>>>>>

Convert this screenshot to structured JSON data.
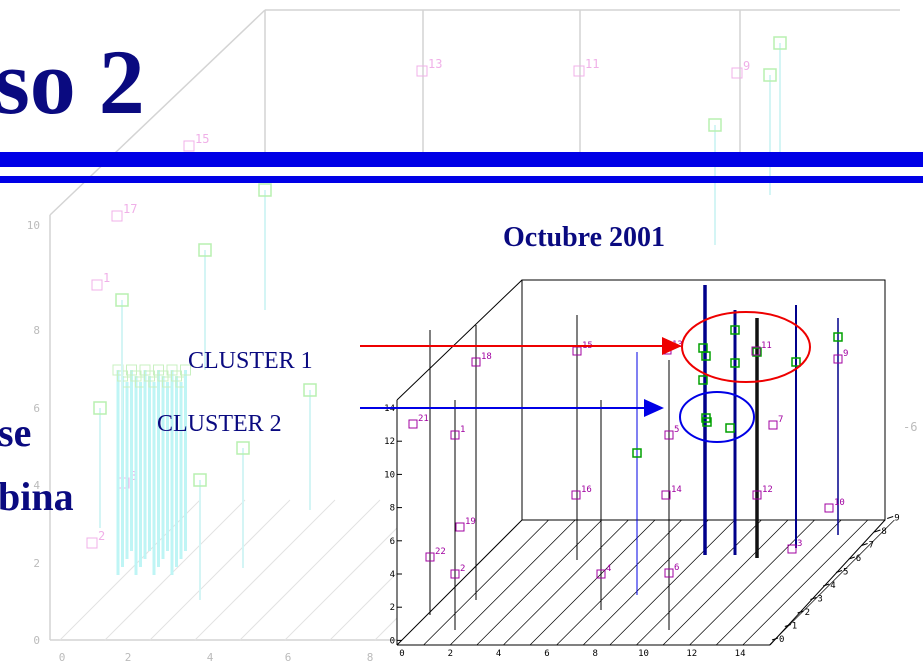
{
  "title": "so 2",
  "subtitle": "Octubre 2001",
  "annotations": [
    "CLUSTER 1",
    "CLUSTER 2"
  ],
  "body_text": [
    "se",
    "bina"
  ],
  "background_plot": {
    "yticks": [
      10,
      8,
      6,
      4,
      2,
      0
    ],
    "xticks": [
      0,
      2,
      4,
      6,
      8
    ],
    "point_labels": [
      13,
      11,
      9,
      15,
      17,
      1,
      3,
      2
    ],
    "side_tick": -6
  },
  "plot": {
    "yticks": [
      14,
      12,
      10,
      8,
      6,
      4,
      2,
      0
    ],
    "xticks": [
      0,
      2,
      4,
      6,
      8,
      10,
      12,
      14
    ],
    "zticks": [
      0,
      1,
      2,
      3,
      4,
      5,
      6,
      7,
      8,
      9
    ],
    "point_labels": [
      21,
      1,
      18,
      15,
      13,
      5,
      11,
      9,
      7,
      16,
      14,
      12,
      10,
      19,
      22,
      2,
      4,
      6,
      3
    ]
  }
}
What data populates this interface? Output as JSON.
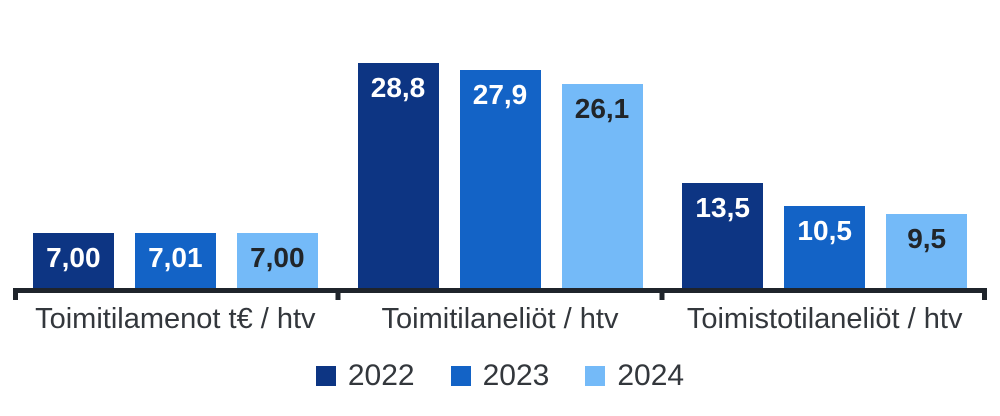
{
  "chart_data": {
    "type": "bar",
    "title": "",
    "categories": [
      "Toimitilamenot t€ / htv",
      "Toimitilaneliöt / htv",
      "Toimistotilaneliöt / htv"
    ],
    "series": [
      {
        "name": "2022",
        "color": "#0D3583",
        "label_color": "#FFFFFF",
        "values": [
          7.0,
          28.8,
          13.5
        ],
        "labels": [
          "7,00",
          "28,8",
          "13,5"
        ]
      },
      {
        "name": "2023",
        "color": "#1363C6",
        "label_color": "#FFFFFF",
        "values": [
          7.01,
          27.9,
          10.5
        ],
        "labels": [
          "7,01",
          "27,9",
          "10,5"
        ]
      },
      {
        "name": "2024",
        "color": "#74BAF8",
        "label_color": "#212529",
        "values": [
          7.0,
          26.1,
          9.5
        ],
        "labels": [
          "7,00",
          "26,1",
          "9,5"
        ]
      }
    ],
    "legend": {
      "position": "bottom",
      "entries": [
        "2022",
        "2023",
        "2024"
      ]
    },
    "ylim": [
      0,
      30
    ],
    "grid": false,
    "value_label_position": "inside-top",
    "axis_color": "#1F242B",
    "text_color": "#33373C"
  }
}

<<<<<

• **OBJECTIVE**: All of the lines above should be retyped precisely, apart from the pictures.

• **RESULT OF THE TASK**:
Convert this screenshot to structured JSON data.
{
  "title": "so 2",
  "subtitle": "Octubre 2001",
  "annotations": [
    "CLUSTER 1",
    "CLUSTER 2"
  ],
  "body_text": [
    "se",
    "bina"
  ],
  "background_plot": {
    "yticks": [
      10,
      8,
      6,
      4,
      2,
      0
    ],
    "xticks": [
      0,
      2,
      4,
      6,
      8
    ],
    "point_labels": [
      13,
      11,
      9,
      15,
      17,
      1,
      3,
      2
    ],
    "side_tick": -6
  },
  "plot": {
    "yticks": [
      14,
      12,
      10,
      8,
      6,
      4,
      2,
      0
    ],
    "xticks": [
      0,
      2,
      4,
      6,
      8,
      10,
      12,
      14
    ],
    "zticks": [
      0,
      1,
      2,
      3,
      4,
      5,
      6,
      7,
      8,
      9
    ],
    "point_labels": [
      21,
      1,
      18,
      15,
      13,
      5,
      11,
      9,
      7,
      16,
      14,
      12,
      10,
      19,
      22,
      2,
      4,
      6,
      3
    ]
  }
}
What data populates this interface? Output as JSON.
{
  "chart_data": {
    "type": "bar",
    "title": "",
    "categories": [
      "Toimitilamenot t€ / htv",
      "Toimitilaneliöt / htv",
      "Toimistotilaneliöt / htv"
    ],
    "series": [
      {
        "name": "2022",
        "color": "#0D3583",
        "label_color": "#FFFFFF",
        "values": [
          7.0,
          28.8,
          13.5
        ],
        "labels": [
          "7,00",
          "28,8",
          "13,5"
        ]
      },
      {
        "name": "2023",
        "color": "#1363C6",
        "label_color": "#FFFFFF",
        "values": [
          7.01,
          27.9,
          10.5
        ],
        "labels": [
          "7,01",
          "27,9",
          "10,5"
        ]
      },
      {
        "name": "2024",
        "color": "#74BAF8",
        "label_color": "#212529",
        "values": [
          7.0,
          26.1,
          9.5
        ],
        "labels": [
          "7,00",
          "26,1",
          "9,5"
        ]
      }
    ],
    "legend": {
      "position": "bottom",
      "entries": [
        "2022",
        "2023",
        "2024"
      ]
    },
    "ylim": [
      0,
      30
    ],
    "grid": false,
    "value_label_position": "inside-top",
    "axis_color": "#1F242B",
    "text_color": "#33373C"
  }
}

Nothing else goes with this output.